··· RECORD EXCERPTS ···

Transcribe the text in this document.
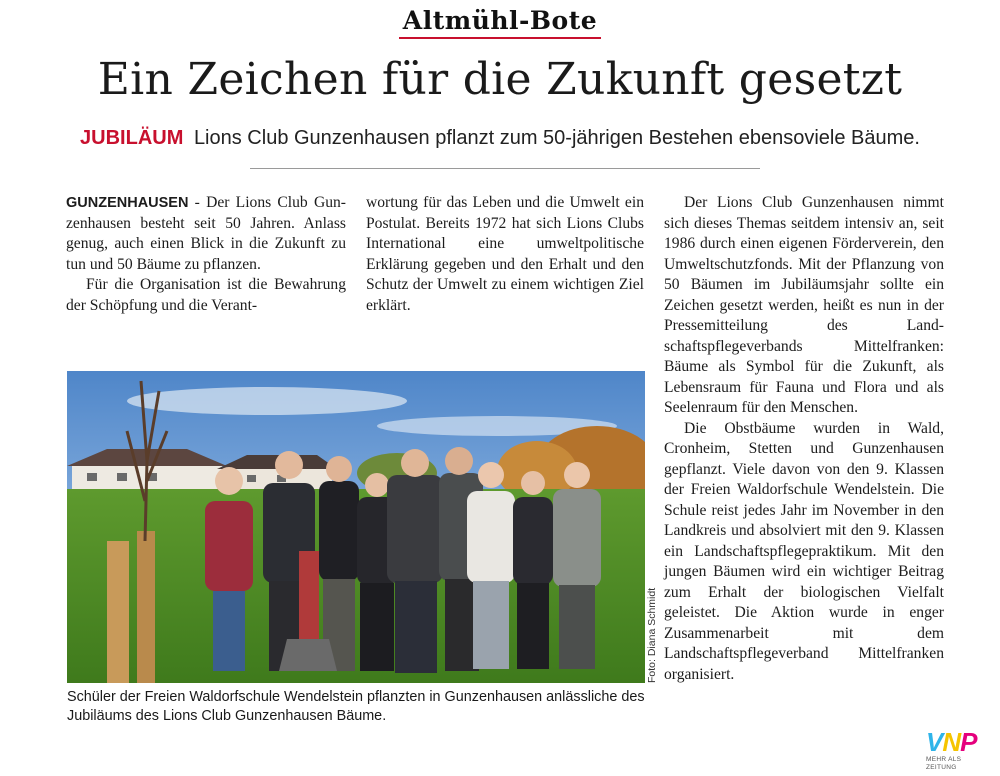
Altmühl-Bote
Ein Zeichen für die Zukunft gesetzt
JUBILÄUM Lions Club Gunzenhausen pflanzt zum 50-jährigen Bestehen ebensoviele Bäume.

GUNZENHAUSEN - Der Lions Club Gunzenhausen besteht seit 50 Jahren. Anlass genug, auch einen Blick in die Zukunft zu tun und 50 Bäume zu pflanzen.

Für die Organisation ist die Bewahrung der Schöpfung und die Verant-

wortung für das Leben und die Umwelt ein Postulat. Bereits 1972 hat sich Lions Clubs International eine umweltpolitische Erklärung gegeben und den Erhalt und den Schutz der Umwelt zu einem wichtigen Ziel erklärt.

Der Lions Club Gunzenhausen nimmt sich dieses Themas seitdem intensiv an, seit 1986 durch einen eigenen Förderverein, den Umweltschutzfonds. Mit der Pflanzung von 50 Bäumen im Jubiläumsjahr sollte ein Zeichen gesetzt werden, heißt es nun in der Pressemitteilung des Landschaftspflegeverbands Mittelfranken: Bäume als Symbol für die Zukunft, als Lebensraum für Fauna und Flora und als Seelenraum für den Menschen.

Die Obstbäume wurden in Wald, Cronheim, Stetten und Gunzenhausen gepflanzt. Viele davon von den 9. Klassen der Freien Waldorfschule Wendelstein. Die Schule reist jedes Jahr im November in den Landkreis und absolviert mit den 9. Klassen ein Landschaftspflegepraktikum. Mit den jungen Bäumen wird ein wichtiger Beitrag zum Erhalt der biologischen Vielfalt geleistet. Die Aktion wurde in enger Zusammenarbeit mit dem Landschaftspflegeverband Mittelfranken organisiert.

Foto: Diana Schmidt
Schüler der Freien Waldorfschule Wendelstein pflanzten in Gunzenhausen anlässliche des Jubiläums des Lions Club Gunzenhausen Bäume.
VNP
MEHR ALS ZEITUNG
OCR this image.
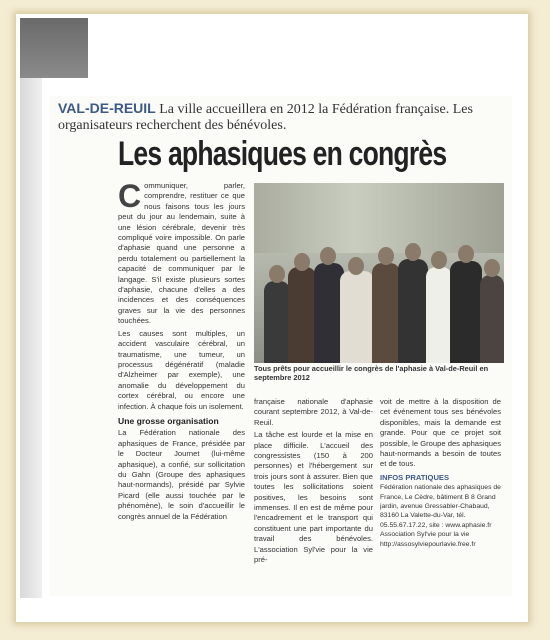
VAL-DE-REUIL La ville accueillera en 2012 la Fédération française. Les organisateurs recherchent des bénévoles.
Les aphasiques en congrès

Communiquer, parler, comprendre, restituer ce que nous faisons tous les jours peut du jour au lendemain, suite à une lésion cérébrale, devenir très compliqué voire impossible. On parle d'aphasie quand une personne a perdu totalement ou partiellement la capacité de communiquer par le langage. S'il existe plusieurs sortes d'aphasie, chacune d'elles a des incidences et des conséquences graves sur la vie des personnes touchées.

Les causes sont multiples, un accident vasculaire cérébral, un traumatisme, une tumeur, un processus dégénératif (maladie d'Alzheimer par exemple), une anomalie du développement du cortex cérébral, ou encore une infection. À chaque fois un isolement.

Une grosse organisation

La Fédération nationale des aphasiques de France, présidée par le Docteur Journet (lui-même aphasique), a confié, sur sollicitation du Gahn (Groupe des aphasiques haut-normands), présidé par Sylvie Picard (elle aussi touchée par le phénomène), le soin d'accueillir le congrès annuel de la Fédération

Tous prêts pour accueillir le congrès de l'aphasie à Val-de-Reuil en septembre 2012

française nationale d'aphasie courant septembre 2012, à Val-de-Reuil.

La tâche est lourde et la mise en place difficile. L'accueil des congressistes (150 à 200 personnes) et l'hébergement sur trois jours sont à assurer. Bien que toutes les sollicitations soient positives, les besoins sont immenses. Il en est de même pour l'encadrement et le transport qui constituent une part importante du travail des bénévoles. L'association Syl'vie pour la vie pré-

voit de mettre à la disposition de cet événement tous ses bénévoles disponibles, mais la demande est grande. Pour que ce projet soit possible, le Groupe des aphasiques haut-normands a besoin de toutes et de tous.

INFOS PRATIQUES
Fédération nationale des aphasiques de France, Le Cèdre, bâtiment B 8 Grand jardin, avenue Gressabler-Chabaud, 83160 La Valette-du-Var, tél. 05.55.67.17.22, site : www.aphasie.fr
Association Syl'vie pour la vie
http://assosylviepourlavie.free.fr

···
··· RECORD EXCERPTS ···

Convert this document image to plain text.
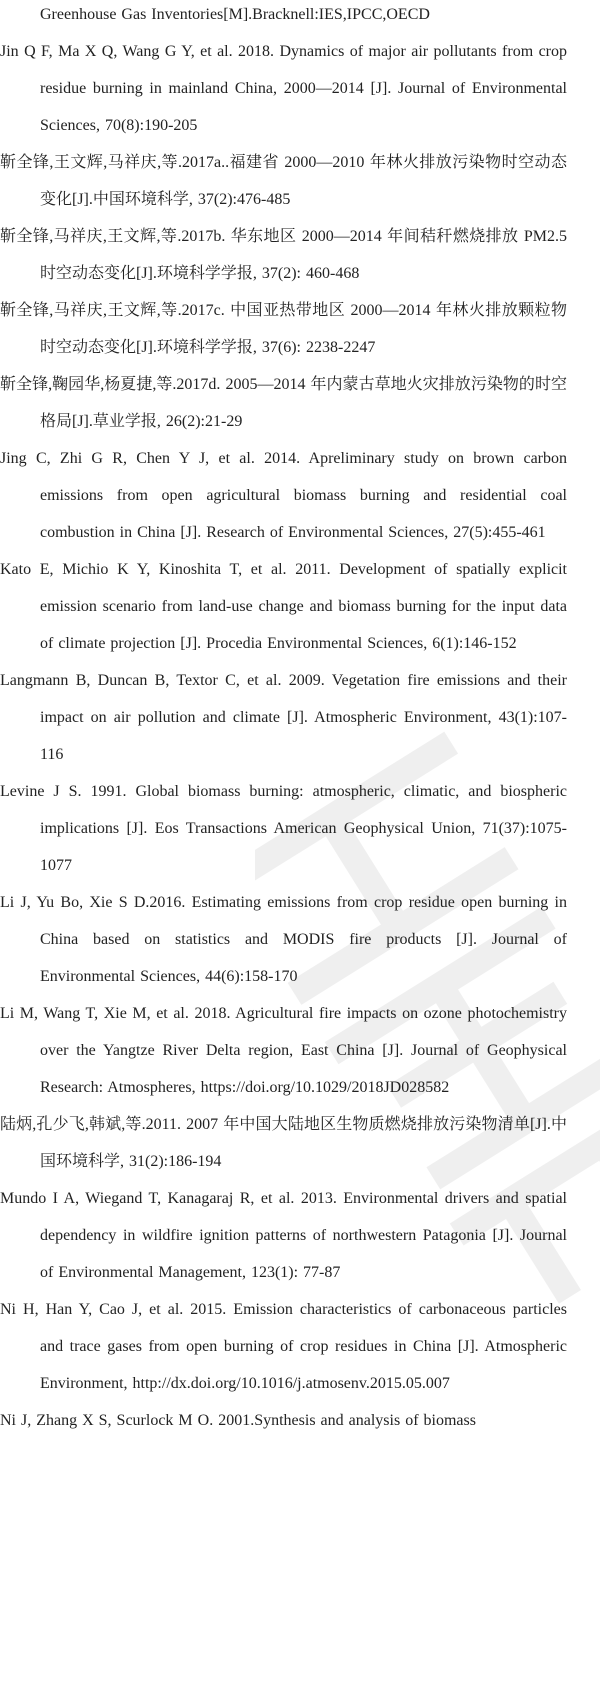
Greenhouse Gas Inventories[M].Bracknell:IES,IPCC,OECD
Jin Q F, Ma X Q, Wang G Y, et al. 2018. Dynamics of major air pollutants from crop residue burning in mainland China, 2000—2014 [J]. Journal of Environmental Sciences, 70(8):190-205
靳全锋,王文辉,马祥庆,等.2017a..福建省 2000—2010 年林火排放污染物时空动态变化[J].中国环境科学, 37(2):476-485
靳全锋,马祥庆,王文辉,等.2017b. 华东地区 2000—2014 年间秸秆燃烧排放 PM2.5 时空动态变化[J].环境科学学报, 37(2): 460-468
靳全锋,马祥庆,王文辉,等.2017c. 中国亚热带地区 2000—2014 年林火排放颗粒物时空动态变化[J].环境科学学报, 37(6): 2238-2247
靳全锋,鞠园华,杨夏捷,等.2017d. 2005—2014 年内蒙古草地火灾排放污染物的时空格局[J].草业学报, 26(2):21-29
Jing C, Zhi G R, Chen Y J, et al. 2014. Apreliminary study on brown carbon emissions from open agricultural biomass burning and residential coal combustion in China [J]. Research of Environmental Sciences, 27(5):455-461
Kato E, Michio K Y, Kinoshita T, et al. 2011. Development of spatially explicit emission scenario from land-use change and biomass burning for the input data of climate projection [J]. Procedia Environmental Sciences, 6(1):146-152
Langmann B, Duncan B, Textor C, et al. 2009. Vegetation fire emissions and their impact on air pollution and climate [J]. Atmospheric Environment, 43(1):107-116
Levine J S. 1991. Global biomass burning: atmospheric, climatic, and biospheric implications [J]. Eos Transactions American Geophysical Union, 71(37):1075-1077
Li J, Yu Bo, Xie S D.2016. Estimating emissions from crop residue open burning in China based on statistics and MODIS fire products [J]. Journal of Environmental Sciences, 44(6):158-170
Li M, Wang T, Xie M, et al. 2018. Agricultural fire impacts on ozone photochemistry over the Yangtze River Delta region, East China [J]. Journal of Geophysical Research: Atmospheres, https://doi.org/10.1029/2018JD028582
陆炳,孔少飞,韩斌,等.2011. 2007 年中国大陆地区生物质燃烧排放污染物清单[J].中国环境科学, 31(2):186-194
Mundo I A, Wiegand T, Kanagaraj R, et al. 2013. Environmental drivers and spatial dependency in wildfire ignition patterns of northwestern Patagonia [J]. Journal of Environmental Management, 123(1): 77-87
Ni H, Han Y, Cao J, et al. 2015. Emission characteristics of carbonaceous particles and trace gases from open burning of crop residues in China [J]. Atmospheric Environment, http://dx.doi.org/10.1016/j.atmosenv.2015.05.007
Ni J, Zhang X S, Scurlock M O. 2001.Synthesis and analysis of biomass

···

--- SHORT EXERCISE ---
Whenever "Wang" turns up in a line, pick that line out.

--- SOLUTION TO THIS PROBLEM ---
Jin Q F, Ma X Q, Wang G Y, et al. 2018. Dynamics of major air pollutants from crop residue burning in mainland China, 2000—2014 [J]. Journal of Environmental Sciences, 70(8):190-205
Li M, Wang T, Xie M, et al. 2018. Agricultural fire impacts on ozone photochemistry over the Yangtze River Delta region, East China [J]. Journal of Geophysical Research: Atmospheres, https://doi.org/10.1029/2018JD028582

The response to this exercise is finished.